The exercise — Reproduce the listing word for word, leaving every picture behind.

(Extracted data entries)
● ● ● ● ●

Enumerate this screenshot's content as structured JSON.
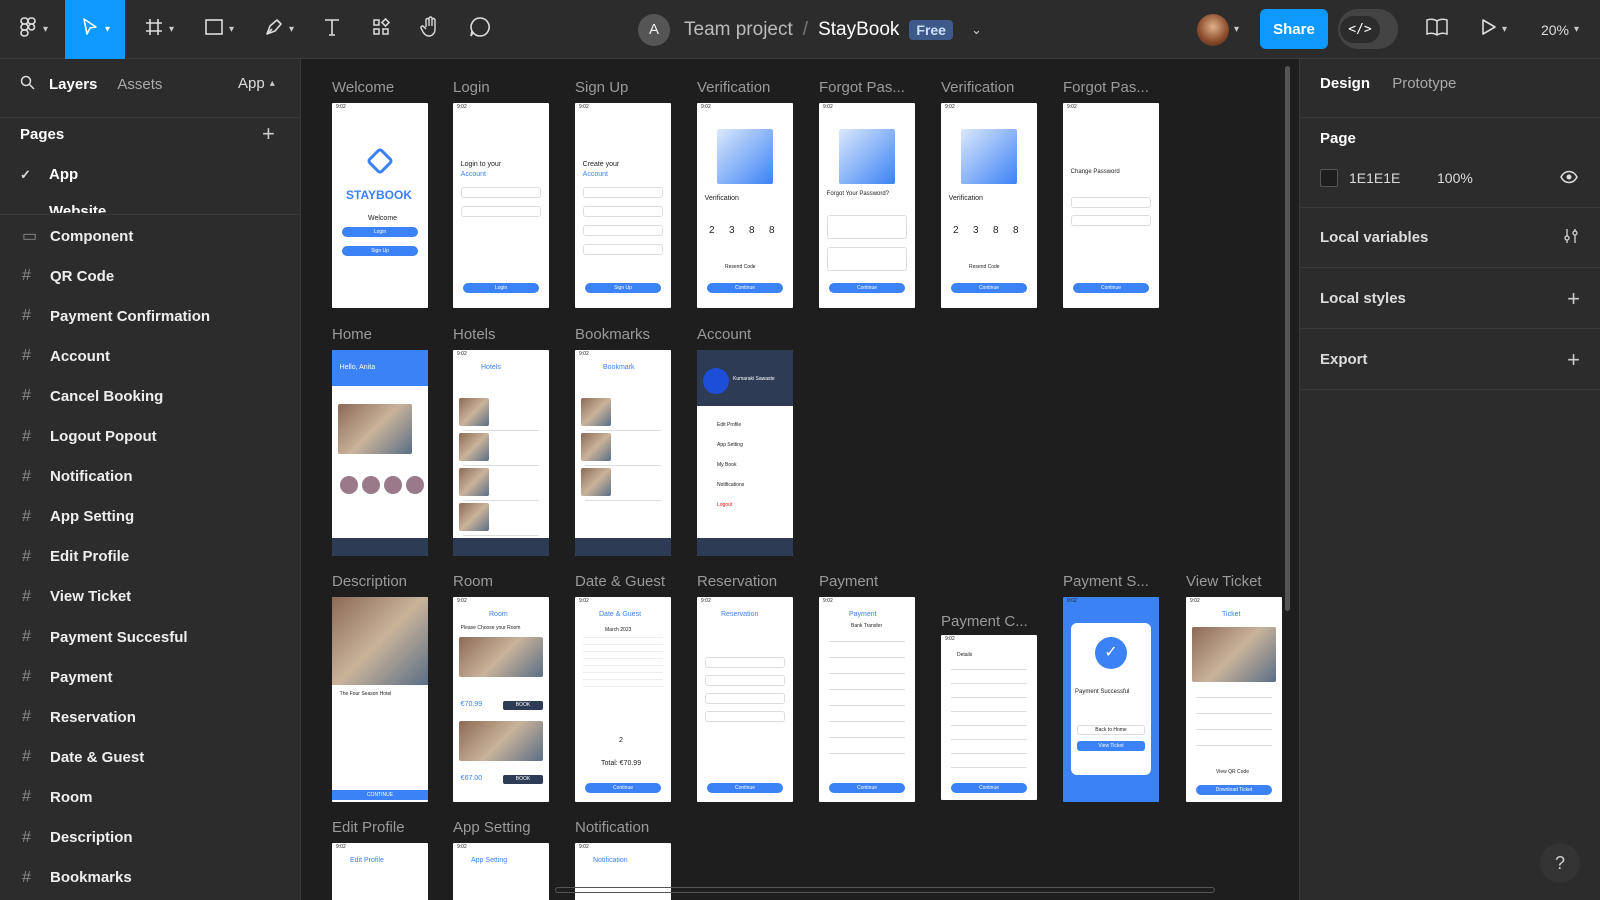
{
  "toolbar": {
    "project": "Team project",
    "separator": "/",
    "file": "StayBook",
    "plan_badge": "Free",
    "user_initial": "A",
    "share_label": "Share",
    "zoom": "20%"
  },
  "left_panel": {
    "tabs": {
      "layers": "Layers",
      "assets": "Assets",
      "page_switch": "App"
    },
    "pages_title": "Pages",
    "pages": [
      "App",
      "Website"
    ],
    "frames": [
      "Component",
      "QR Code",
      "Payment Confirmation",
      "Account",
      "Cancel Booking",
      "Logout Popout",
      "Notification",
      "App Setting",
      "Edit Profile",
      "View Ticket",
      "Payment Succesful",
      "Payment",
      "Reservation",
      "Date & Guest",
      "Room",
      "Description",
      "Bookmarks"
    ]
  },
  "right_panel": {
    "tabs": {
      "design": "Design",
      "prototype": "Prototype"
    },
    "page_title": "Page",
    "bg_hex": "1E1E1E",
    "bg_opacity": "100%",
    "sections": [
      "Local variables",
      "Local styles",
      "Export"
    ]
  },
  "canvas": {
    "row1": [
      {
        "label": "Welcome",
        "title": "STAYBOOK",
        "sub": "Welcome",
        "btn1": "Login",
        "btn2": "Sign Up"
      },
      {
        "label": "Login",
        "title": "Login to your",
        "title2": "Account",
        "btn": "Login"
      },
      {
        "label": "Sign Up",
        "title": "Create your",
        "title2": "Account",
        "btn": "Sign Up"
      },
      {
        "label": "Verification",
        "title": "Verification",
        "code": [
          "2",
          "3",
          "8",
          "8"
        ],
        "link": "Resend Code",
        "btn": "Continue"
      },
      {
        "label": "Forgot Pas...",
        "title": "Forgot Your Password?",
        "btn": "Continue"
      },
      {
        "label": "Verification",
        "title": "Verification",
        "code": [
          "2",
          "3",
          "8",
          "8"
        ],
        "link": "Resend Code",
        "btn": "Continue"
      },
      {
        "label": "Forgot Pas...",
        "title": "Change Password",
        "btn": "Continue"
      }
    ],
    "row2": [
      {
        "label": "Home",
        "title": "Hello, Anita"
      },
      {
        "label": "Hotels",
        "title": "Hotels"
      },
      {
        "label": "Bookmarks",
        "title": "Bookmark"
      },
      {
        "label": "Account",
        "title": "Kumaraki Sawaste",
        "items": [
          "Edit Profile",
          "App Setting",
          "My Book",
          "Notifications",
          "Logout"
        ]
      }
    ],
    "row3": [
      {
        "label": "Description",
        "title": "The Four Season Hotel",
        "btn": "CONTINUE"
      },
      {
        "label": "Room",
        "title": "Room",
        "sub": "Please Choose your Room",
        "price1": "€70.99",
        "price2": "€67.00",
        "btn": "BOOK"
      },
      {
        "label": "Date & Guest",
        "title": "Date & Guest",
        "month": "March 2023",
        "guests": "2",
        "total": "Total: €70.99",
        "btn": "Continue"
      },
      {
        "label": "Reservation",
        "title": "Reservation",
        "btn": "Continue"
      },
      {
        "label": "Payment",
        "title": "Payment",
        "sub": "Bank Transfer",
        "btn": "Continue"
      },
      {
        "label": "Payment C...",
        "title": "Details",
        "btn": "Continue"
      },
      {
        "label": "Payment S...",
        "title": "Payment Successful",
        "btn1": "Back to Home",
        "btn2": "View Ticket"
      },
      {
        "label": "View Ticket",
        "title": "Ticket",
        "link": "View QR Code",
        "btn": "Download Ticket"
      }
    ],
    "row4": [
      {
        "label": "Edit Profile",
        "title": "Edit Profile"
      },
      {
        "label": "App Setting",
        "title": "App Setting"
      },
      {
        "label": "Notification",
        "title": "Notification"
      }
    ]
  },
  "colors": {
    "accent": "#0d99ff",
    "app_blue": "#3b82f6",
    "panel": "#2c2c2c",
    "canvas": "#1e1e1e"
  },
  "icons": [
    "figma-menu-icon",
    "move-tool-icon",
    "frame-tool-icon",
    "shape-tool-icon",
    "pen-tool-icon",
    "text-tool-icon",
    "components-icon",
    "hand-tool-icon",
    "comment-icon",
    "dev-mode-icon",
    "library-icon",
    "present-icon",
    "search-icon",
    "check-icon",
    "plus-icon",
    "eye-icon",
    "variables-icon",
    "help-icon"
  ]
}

● ● ● ● ●

Task output —
Enumerate this screenshot's content as structured JSON.
{
  "toolbar": {
    "project": "Team project",
    "separator": "/",
    "file": "StayBook",
    "plan_badge": "Free",
    "user_initial": "A",
    "share_label": "Share",
    "zoom": "20%"
  },
  "left_panel": {
    "tabs": {
      "layers": "Layers",
      "assets": "Assets",
      "page_switch": "App"
    },
    "pages_title": "Pages",
    "pages": [
      "App",
      "Website"
    ],
    "frames": [
      "Component",
      "QR Code",
      "Payment Confirmation",
      "Account",
      "Cancel Booking",
      "Logout Popout",
      "Notification",
      "App Setting",
      "Edit Profile",
      "View Ticket",
      "Payment Succesful",
      "Payment",
      "Reservation",
      "Date & Guest",
      "Room",
      "Description",
      "Bookmarks"
    ]
  },
  "right_panel": {
    "tabs": {
      "design": "Design",
      "prototype": "Prototype"
    },
    "page_title": "Page",
    "bg_hex": "1E1E1E",
    "bg_opacity": "100%",
    "sections": [
      "Local variables",
      "Local styles",
      "Export"
    ]
  },
  "canvas": {
    "row1": [
      {
        "label": "Welcome",
        "title": "STAYBOOK",
        "sub": "Welcome",
        "btn1": "Login",
        "btn2": "Sign Up"
      },
      {
        "label": "Login",
        "title": "Login to your",
        "title2": "Account",
        "btn": "Login"
      },
      {
        "label": "Sign Up",
        "title": "Create your",
        "title2": "Account",
        "btn": "Sign Up"
      },
      {
        "label": "Verification",
        "title": "Verification",
        "code": [
          "2",
          "3",
          "8",
          "8"
        ],
        "link": "Resend Code",
        "btn": "Continue"
      },
      {
        "label": "Forgot Pas...",
        "title": "Forgot Your Password?",
        "btn": "Continue"
      },
      {
        "label": "Verification",
        "title": "Verification",
        "code": [
          "2",
          "3",
          "8",
          "8"
        ],
        "link": "Resend Code",
        "btn": "Continue"
      },
      {
        "label": "Forgot Pas...",
        "title": "Change Password",
        "btn": "Continue"
      }
    ],
    "row2": [
      {
        "label": "Home",
        "title": "Hello, Anita"
      },
      {
        "label": "Hotels",
        "title": "Hotels"
      },
      {
        "label": "Bookmarks",
        "title": "Bookmark"
      },
      {
        "label": "Account",
        "title": "Kumaraki Sawaste",
        "items": [
          "Edit Profile",
          "App Setting",
          "My Book",
          "Notifications",
          "Logout"
        ]
      }
    ],
    "row3": [
      {
        "label": "Description",
        "title": "The Four Season Hotel",
        "btn": "CONTINUE"
      },
      {
        "label": "Room",
        "title": "Room",
        "sub": "Please Choose your Room",
        "price1": "€70.99",
        "price2": "€67.00",
        "btn": "BOOK"
      },
      {
        "label": "Date & Guest",
        "title": "Date & Guest",
        "month": "March 2023",
        "guests": "2",
        "total": "Total: €70.99",
        "btn": "Continue"
      },
      {
        "label": "Reservation",
        "title": "Reservation",
        "btn": "Continue"
      },
      {
        "label": "Payment",
        "title": "Payment",
        "sub": "Bank Transfer",
        "btn": "Continue"
      },
      {
        "label": "Payment C...",
        "title": "Details",
        "btn": "Continue"
      },
      {
        "label": "Payment S...",
        "title": "Payment Successful",
        "btn1": "Back to Home",
        "btn2": "View Ticket"
      },
      {
        "label": "View Ticket",
        "title": "Ticket",
        "link": "View QR Code",
        "btn": "Download Ticket"
      }
    ],
    "row4": [
      {
        "label": "Edit Profile",
        "title": "Edit Profile"
      },
      {
        "label": "App Setting",
        "title": "App Setting"
      },
      {
        "label": "Notification",
        "title": "Notification"
      }
    ]
  },
  "colors": {
    "accent": "#0d99ff",
    "app_blue": "#3b82f6",
    "panel": "#2c2c2c",
    "canvas": "#1e1e1e"
  },
  "icons": [
    "figma-menu-icon",
    "move-tool-icon",
    "frame-tool-icon",
    "shape-tool-icon",
    "pen-tool-icon",
    "text-tool-icon",
    "components-icon",
    "hand-tool-icon",
    "comment-icon",
    "dev-mode-icon",
    "library-icon",
    "present-icon",
    "search-icon",
    "check-icon",
    "plus-icon",
    "eye-icon",
    "variables-icon",
    "help-icon"
  ]
}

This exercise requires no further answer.